Document page text data:
%%
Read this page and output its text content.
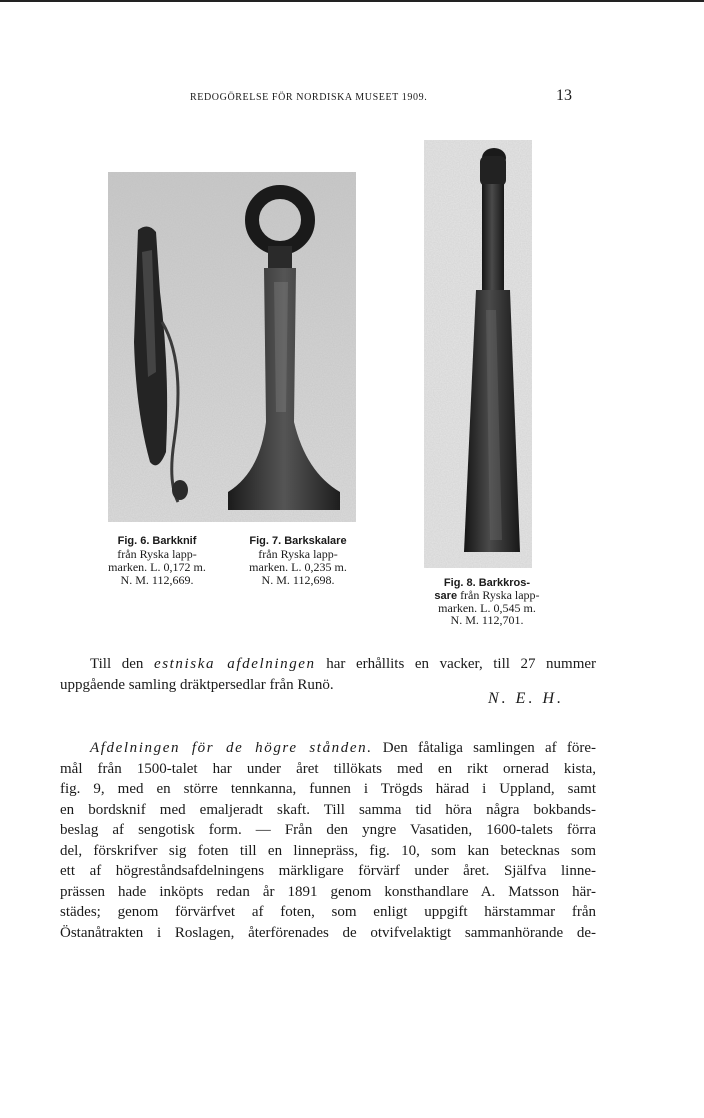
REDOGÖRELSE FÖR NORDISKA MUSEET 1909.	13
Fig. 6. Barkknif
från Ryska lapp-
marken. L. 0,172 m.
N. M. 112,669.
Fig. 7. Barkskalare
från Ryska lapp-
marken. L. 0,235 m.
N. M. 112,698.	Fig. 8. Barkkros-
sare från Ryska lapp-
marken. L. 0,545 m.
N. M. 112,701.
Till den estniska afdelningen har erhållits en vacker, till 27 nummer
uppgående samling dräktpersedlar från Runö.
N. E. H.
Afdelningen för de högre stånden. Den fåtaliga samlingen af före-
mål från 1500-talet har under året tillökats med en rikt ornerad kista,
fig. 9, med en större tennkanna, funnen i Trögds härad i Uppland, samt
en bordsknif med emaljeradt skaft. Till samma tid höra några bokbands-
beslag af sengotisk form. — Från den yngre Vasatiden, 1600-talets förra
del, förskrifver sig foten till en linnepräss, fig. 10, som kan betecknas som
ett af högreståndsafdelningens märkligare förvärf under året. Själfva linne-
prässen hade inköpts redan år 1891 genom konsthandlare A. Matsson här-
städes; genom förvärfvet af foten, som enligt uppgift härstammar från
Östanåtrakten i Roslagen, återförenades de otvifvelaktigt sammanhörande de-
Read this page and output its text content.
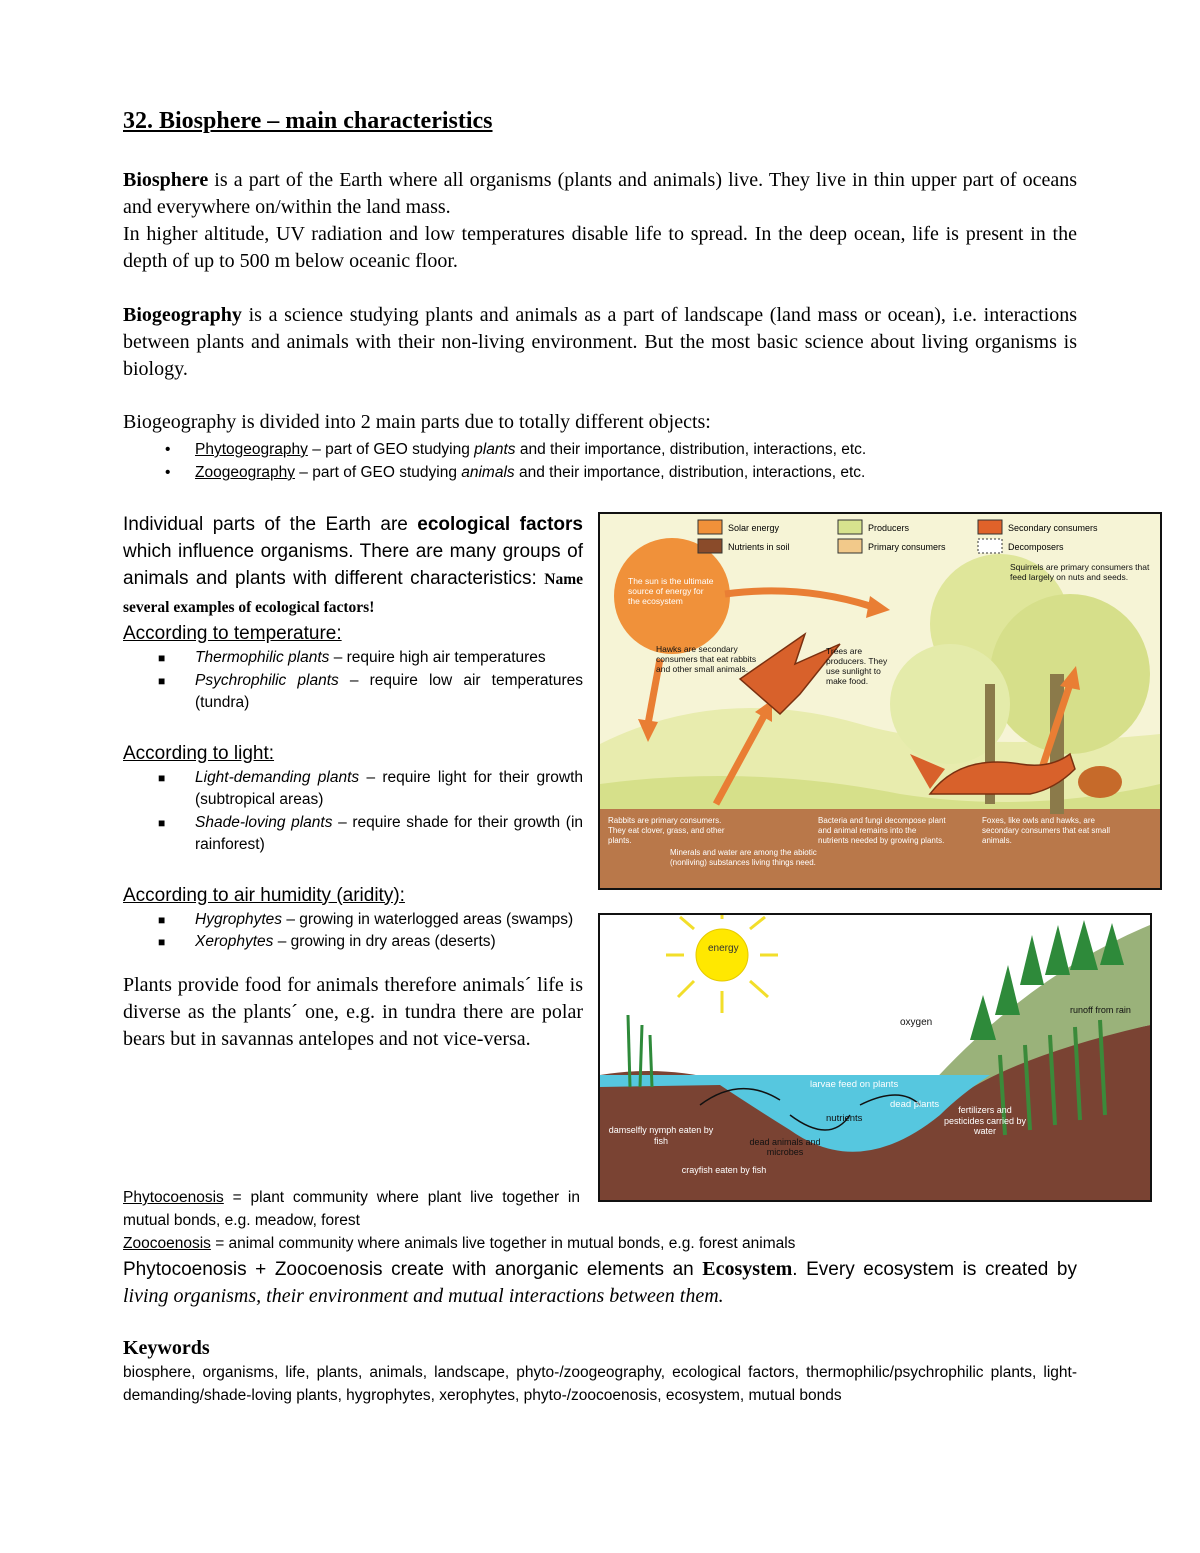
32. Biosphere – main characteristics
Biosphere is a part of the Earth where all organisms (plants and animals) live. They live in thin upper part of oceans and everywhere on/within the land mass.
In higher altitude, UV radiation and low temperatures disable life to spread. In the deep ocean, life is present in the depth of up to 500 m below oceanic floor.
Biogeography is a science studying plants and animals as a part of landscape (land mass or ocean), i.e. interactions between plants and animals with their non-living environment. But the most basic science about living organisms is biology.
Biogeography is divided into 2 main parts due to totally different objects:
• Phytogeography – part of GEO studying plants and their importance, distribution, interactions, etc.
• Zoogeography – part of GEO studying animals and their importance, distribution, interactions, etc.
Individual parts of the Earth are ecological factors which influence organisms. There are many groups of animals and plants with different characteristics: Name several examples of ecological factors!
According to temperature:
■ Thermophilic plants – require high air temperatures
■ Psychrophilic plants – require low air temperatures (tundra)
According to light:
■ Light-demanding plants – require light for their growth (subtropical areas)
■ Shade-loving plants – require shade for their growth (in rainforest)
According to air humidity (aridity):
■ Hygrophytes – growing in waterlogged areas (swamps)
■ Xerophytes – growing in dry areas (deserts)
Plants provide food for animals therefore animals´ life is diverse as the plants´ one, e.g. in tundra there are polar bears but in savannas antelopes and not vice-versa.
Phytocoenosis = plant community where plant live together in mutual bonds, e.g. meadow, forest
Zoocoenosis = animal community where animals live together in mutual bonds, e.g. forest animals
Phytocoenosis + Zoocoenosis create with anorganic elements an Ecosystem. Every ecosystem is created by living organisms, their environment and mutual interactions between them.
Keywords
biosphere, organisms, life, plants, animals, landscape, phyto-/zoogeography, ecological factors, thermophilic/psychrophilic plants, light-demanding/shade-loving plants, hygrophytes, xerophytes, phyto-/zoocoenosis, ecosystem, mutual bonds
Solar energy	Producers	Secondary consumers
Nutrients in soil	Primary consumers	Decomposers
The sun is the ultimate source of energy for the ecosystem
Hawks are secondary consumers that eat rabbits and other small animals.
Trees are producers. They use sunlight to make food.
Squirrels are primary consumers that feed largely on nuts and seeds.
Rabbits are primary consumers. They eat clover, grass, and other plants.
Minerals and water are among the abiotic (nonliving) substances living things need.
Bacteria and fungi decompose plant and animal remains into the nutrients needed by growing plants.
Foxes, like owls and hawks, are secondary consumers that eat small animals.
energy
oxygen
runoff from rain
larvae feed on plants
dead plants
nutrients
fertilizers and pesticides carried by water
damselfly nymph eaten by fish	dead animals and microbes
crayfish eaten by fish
%%
%%
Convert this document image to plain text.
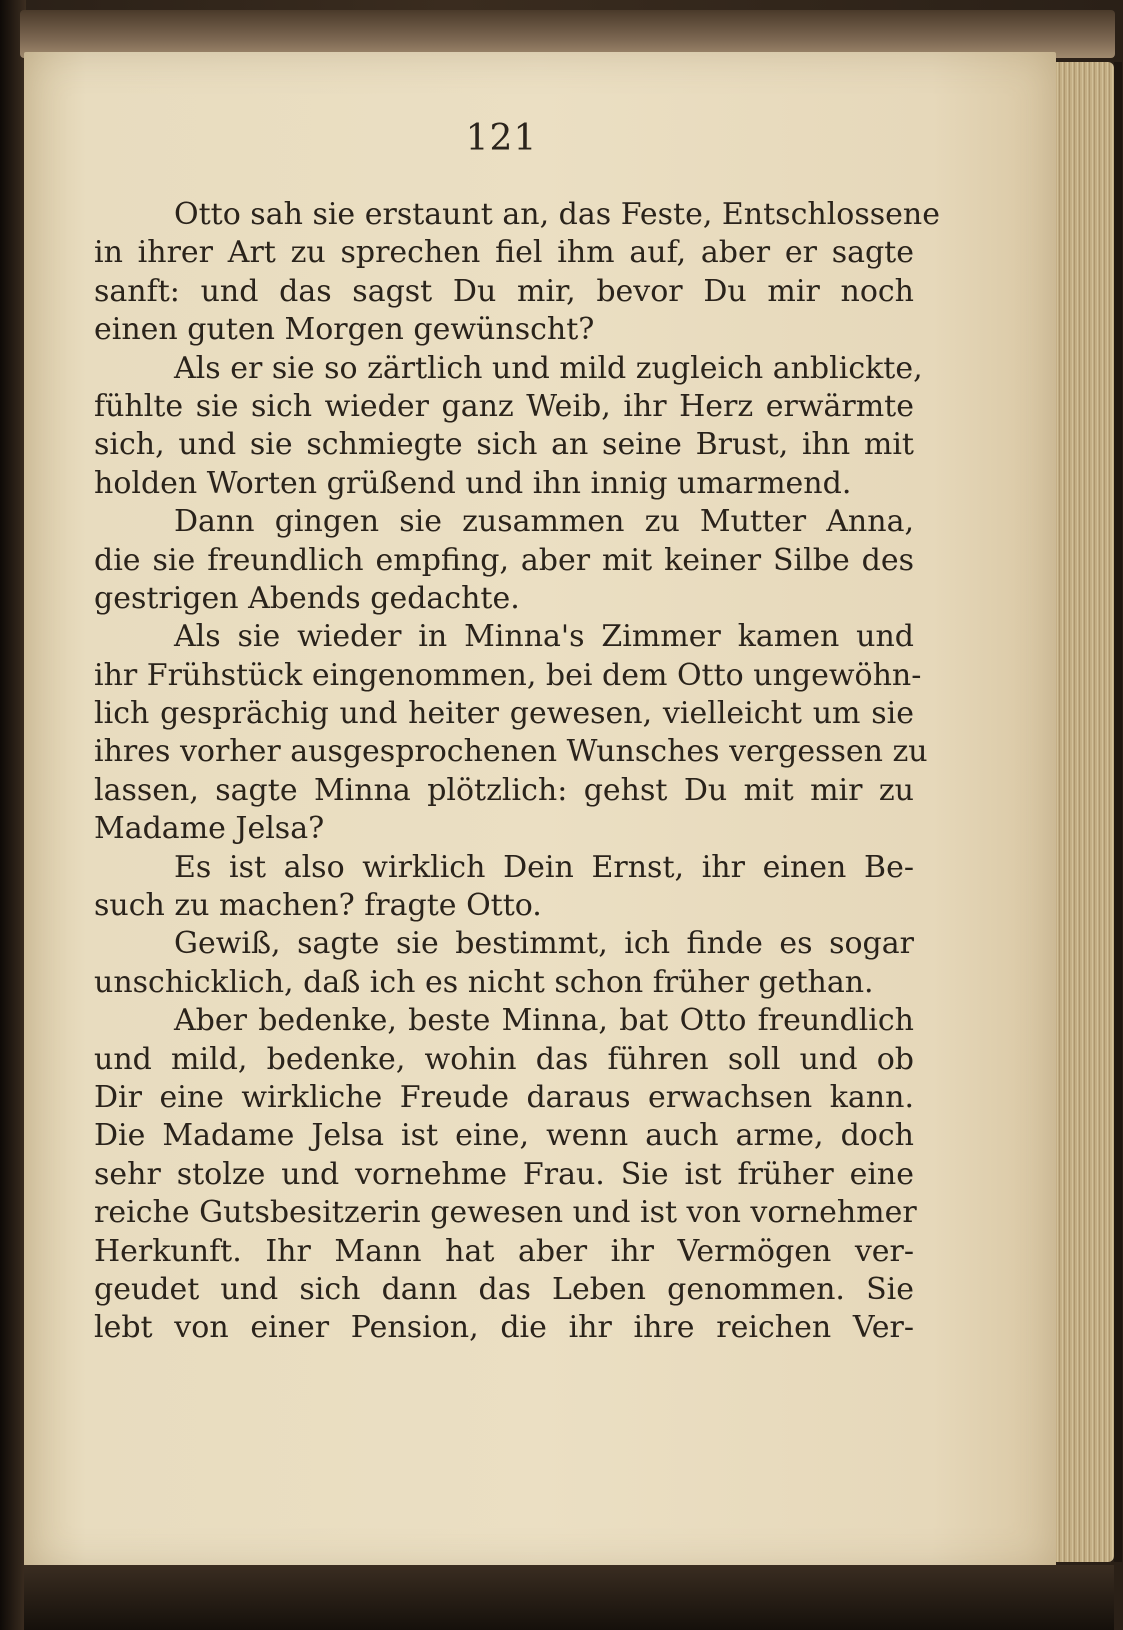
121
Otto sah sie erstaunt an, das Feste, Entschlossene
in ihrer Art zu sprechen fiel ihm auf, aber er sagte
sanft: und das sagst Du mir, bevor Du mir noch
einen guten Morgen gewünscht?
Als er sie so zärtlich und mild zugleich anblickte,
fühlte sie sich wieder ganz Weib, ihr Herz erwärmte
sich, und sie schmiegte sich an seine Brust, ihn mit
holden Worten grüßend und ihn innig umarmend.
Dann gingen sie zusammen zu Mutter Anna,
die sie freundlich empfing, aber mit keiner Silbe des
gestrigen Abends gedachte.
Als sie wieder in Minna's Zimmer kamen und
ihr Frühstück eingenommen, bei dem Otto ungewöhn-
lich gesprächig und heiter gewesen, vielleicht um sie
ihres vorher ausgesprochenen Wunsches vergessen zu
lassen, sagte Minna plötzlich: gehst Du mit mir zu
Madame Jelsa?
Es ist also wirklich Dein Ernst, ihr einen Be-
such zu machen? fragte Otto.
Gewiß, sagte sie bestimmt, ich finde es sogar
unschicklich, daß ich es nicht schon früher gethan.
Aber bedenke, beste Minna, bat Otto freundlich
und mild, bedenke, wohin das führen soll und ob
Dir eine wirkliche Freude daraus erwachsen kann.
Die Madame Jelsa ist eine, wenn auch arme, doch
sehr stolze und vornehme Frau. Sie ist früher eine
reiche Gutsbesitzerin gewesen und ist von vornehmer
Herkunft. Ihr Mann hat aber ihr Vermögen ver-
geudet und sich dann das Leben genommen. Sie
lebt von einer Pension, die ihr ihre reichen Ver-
%%
All of the lines above that carry the string "growth" need to be found and copied.

Exercise result:
■ Light-demanding plants – require light for their growth (subtropical areas)
■ Shade-loving plants – require shade for their growth (in rainforest)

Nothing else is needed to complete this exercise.